Requirements: Collect from the data below each line with "faut".

Information given:
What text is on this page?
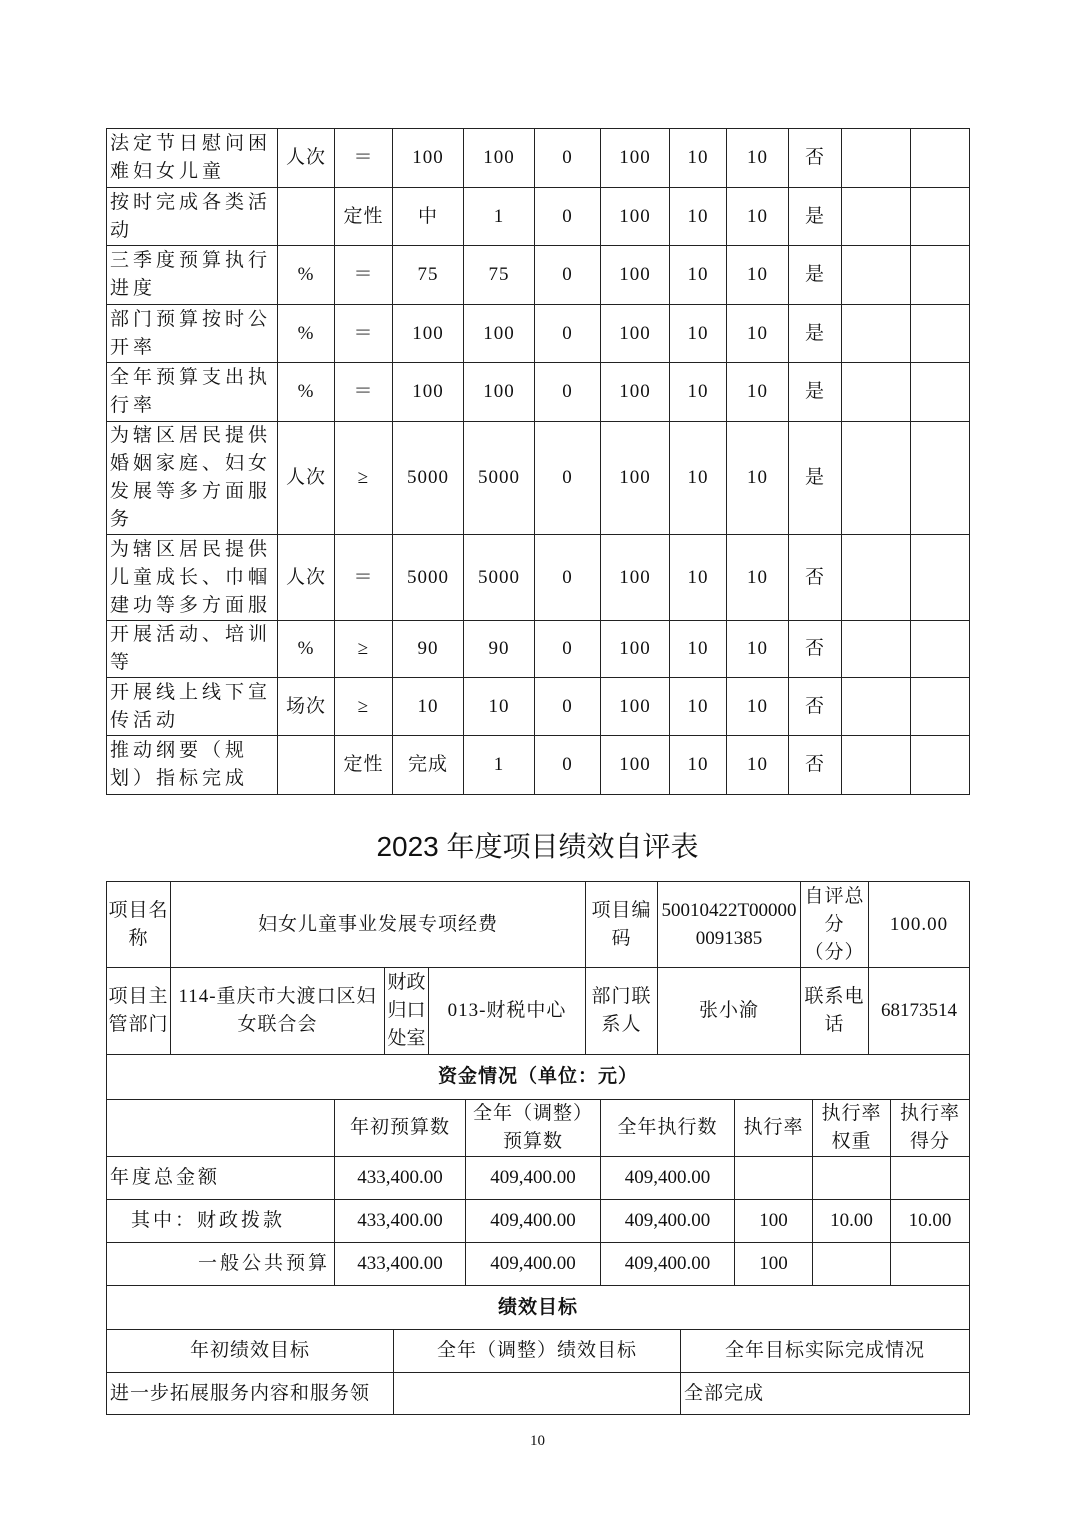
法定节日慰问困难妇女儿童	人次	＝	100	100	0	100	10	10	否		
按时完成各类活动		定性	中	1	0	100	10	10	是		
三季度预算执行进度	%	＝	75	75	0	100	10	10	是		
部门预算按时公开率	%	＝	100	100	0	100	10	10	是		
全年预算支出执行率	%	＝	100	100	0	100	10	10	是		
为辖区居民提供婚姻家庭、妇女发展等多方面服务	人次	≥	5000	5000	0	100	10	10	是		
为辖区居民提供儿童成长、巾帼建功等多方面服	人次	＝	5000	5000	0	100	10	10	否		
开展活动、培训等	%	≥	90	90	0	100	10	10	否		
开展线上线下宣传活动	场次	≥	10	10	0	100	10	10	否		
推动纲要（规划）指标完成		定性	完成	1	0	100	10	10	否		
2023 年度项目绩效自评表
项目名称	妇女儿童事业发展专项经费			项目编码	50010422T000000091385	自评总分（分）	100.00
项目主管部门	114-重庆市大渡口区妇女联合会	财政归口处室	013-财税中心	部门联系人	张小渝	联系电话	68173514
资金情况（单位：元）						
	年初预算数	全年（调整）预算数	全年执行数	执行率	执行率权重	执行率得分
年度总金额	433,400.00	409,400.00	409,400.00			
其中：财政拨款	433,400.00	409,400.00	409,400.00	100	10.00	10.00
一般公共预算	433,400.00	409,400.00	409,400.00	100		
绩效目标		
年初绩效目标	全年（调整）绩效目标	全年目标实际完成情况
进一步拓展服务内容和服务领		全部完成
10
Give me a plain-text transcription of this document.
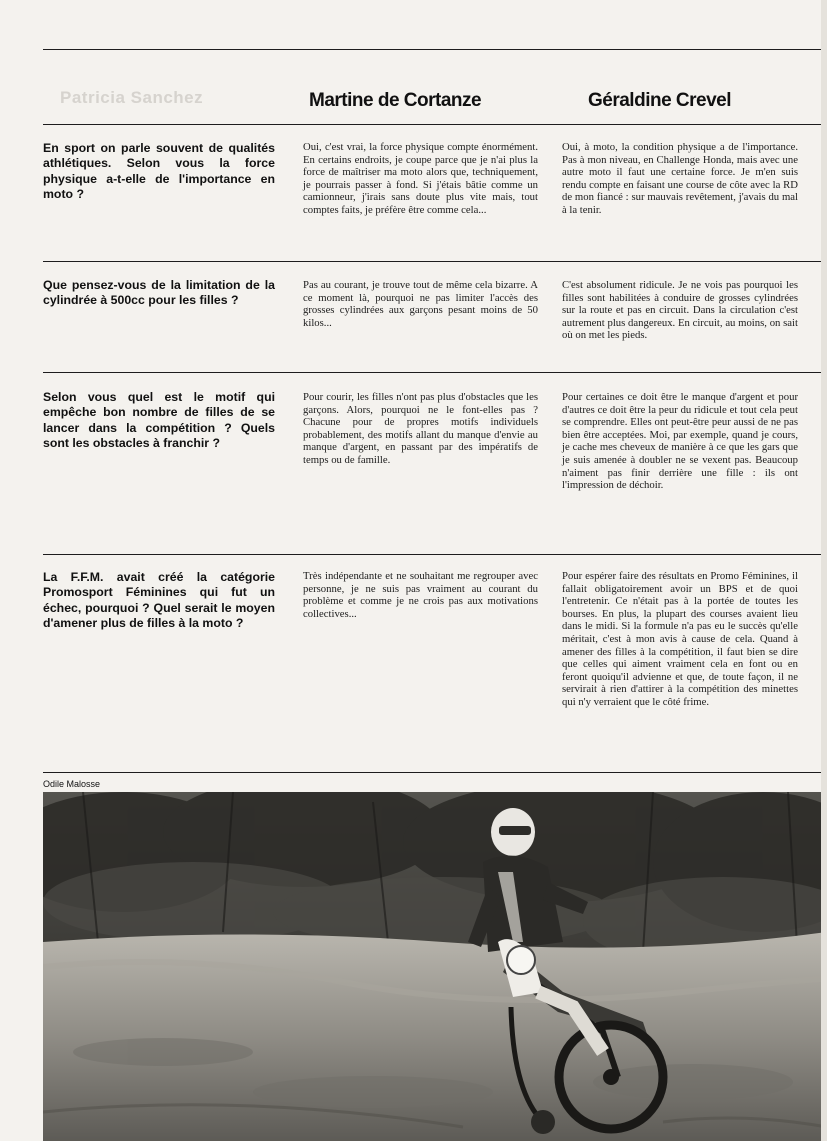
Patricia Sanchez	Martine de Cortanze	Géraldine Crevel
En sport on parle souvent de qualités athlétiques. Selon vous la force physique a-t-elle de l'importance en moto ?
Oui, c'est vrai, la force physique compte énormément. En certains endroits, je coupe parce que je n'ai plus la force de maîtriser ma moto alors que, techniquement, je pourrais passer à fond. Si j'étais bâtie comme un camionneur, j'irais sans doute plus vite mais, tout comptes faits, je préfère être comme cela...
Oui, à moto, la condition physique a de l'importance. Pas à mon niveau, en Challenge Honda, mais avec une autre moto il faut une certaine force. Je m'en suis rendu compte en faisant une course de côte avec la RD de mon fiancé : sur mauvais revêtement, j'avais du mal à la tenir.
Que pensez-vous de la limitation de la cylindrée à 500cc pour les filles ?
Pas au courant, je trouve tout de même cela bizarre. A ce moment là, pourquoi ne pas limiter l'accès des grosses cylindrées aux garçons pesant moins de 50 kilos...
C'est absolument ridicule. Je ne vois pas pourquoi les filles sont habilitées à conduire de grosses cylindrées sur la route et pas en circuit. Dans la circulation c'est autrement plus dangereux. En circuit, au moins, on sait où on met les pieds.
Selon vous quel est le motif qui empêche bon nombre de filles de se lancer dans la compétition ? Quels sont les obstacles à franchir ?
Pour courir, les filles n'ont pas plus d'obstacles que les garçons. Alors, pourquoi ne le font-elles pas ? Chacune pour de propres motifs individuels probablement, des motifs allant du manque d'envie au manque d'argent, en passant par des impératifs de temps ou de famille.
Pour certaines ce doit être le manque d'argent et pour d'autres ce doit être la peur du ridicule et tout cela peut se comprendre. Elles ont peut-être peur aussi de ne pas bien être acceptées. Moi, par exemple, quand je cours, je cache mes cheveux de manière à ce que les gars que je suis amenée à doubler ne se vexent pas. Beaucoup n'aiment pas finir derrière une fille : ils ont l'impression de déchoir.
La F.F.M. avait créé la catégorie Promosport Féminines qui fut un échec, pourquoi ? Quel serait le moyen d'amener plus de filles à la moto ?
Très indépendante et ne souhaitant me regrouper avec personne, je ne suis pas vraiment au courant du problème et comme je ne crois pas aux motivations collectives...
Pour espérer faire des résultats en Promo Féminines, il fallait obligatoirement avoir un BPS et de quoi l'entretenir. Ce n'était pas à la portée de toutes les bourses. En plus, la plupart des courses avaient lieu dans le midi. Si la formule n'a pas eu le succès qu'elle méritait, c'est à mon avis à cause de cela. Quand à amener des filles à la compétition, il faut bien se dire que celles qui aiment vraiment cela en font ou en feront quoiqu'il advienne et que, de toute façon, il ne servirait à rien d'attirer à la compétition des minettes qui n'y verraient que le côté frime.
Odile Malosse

Complete output:
Oui, à moto, la condition physique a de l'importance. Pas à mon niveau, en Challenge Honda, mais avec une autre moto il faut une certaine force. Je m'en suis rendu compte en faisant une course de côte avec la RD de mon fiancé : sur mauvais revêtement, j'avais du mal à la tenir.
Pour espérer faire des résultats en Promo Féminines, il fallait obligatoirement avoir un BPS et de quoi l'entretenir. Ce n'était pas à la portée de toutes les bourses. En plus, la plupart des courses avaient lieu dans le midi. Si la formule n'a pas eu le succès qu'elle méritait, c'est à mon avis à cause de cela. Quand à amener des filles à la compétition, il faut bien se dire que celles qui aiment vraiment cela en font ou en feront quoiqu'il advienne et que, de toute façon, il ne servirait à rien d'attirer à la compétition des minettes qui n'y verraient que le côté frime.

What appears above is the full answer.